How to: Work at Google - Example Coding/Engineering interview的心得摘要。
這部影片很好地示範coding interview是如何進行及應對面試官問題的方式。影片中是以C++解題,這邊我以較熟悉的Java改寫。本篇只限於影片的前半部部分(整數的集合有排序)。
寫下問題
把面試官提供的問題細節寫下來做為後面問更多問題或解題時的參考。
A:Give you a collection of numbers and find the matching pairs that is equal to a sum that give you as well. e.g. [1, 2, 3, 9] sum=8 [1, 2, 3, 4] sum=8
提出問題
詢問面試官對於問題不清楚的地方,有無空間限制,輸入參數是什麼,想得到什麼樣的結果。
Q:You are looking for a pair of numbers that add up to 8. A:Yes. Q:How are these numbers given? Can I assume that they are in memory, array or someting? A:They are in memory, array and you can assume they are ordered. Q:How about repeating the elements? Can I use a element repeatly? e.g. Use 3rd 4 twice to add up to 8? A:You cannot use the same element at the same index twice, but the same number may appear twice. Q:Are these numbres integer or floating point? Negatives, positives? A:You can assume they will always integers and negatives could happen.
說出先想到的解法
先說出腦袋中想到的可能解法,不論是否為最佳解,藉此讓面試官知道你的思考過程及確實了解問題。

____

▶ [任務 1]: 請重寫資料記錄中從含有「y-tick-label: 64.7MPa xyxy=(46,11,110,29)」的那一行開始、到含有「pump-area-ab5000 xyxy=(163,355,240,383)」的那一行結束的各行，把「x-tick-label」替換成「x-axis-tick」，其餘內容一律保持不變。
上面的面試心得文章與資料記錄毫無關聯。

資料記錄:

____

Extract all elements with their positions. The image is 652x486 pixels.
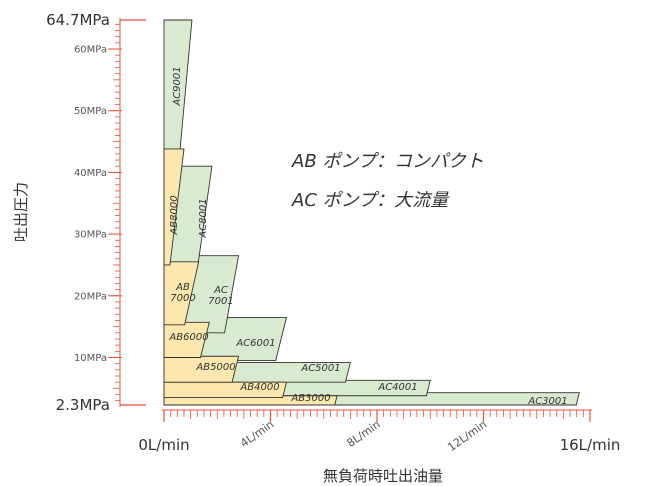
y-tick-label: 64.7MPa xyxy=(46,11,110,29)
pump-model-label: AC9001 xyxy=(172,66,183,106)
pump-model-label: AB6000 xyxy=(168,332,208,343)
y-tick-label: 60MPa xyxy=(74,44,107,55)
y-tick-label: 50MPa xyxy=(74,106,107,117)
pump-model-label: AB3000 xyxy=(290,393,330,404)
pump-area-ab6000 xyxy=(163,321,210,358)
y-tick-label: 40MPa xyxy=(74,168,107,179)
pump-model-label: AC8001 xyxy=(198,198,209,238)
y-tick-label: 2.3MPa xyxy=(56,396,110,414)
y-axis-title: 吐出圧力 xyxy=(12,182,30,242)
x-tick-label: 0L/min xyxy=(138,436,189,454)
x-tick-label: 8L/min xyxy=(344,418,382,450)
y-tick-label: 20MPa xyxy=(74,291,107,302)
pump-type-note: AB ポンプ：コンパクト xyxy=(291,151,484,172)
x-tick-label: 12L/min xyxy=(445,418,489,454)
pump-model-label: AC4001 xyxy=(377,382,417,393)
pump-area-ab3000 xyxy=(163,395,338,406)
pump-model-label: AC xyxy=(213,285,228,296)
pump-type-note: AC ポンプ：大流量 xyxy=(291,190,450,211)
pump-area-ab8000 xyxy=(163,148,185,266)
pump-area-ab5000 xyxy=(163,355,240,383)
pump-model-label: AC5001 xyxy=(300,363,340,374)
x-tick-label: 4L/min xyxy=(238,418,276,450)
pump-area-ab7000 xyxy=(163,261,200,326)
pump-model-label: AB8000 xyxy=(169,195,180,235)
pump-area-ab4000 xyxy=(163,381,288,399)
pump-model-label: 7001 xyxy=(208,296,233,307)
pump-model-label: 7000 xyxy=(170,293,195,304)
pump-model-label: AC3001 xyxy=(527,396,567,407)
pump-model-label: AB xyxy=(175,282,190,293)
pump-model-label: AB5000 xyxy=(195,362,235,373)
pump-boxes-layer xyxy=(163,19,580,406)
axes-layer: 64.7MPa 60MPa 50MPa 40MPa 30MPa 20MPa 10MPa 2.3… xyxy=(12,11,620,485)
x-axis-title: 無負荷時吐出油量 xyxy=(323,467,443,485)
pump-model-label: AB4000 xyxy=(239,382,279,393)
y-tick-label: 10MPa xyxy=(74,353,107,364)
x-tick-label: 16L/min xyxy=(560,436,621,454)
y-tick-label: 30MPa xyxy=(74,230,107,241)
pump-model-label: AC6001 xyxy=(235,338,275,349)
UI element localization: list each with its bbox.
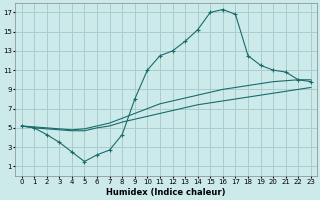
X-axis label: Humidex (Indice chaleur): Humidex (Indice chaleur) [107,188,226,197]
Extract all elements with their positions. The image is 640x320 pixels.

____

▶ [任務 2]:
關於這篇面試心得文章：
(a) 影片中是用哪種程式語言解題的？
(b) 依面試官的回答，這些數字以什麼形式存放，而且可以假設它們如何排列？
(c) 這些數字是什麼型別？會不會出現負數？

▶ [完整輸出 1]:
y-tick-label: 64.7MPa xyxy=(46,11,110,29)
pump-model-label: AC9001 xyxy=(172,66,183,106)
pump-model-label: AB6000 xyxy=(168,332,208,343)
y-tick-label: 60MPa xyxy=(74,44,107,55)
y-tick-label: 50MPa xyxy=(74,106,107,117)
pump-model-label: AB3000 xyxy=(290,393,330,404)
pump-area-ab6000 xyxy=(163,321,210,358)
y-tick-label: 40MPa xyxy=(74,168,107,179)
pump-model-label: AC8001 xyxy=(198,198,209,238)
y-tick-label: 2.3MPa xyxy=(56,396,110,414)
y-axis-title: 吐出圧力 xyxy=(12,182,30,242)
x-axis-tick: 0L/min xyxy=(138,436,189,454)
x-axis-tick: 8L/min xyxy=(344,418,382,450)
y-tick-label: 20MPa xyxy=(74,291,107,302)
pump-type-note: AB ポンプ：コンパクト xyxy=(291,151,484,172)
x-axis-tick: 12L/min xyxy=(445,418,489,454)
pump-model-label: AC4001 xyxy=(377,382,417,393)
pump-area-ab3000 xyxy=(163,395,338,406)
pump-model-label: AC xyxy=(213,285,228,296)
pump-type-note: AC ポンプ：大流量 xyxy=(291,190,450,211)
pump-area-ab8000 xyxy=(163,148,185,266)
pump-area-ab5000 xyxy=(163,355,240,383)

▶ [完整輸出 2]:
(a) C++。
(b) 存放在記憶體中的陣列裡，可以假設已經排序。
(c) 一律是整數，而且可能出現負數。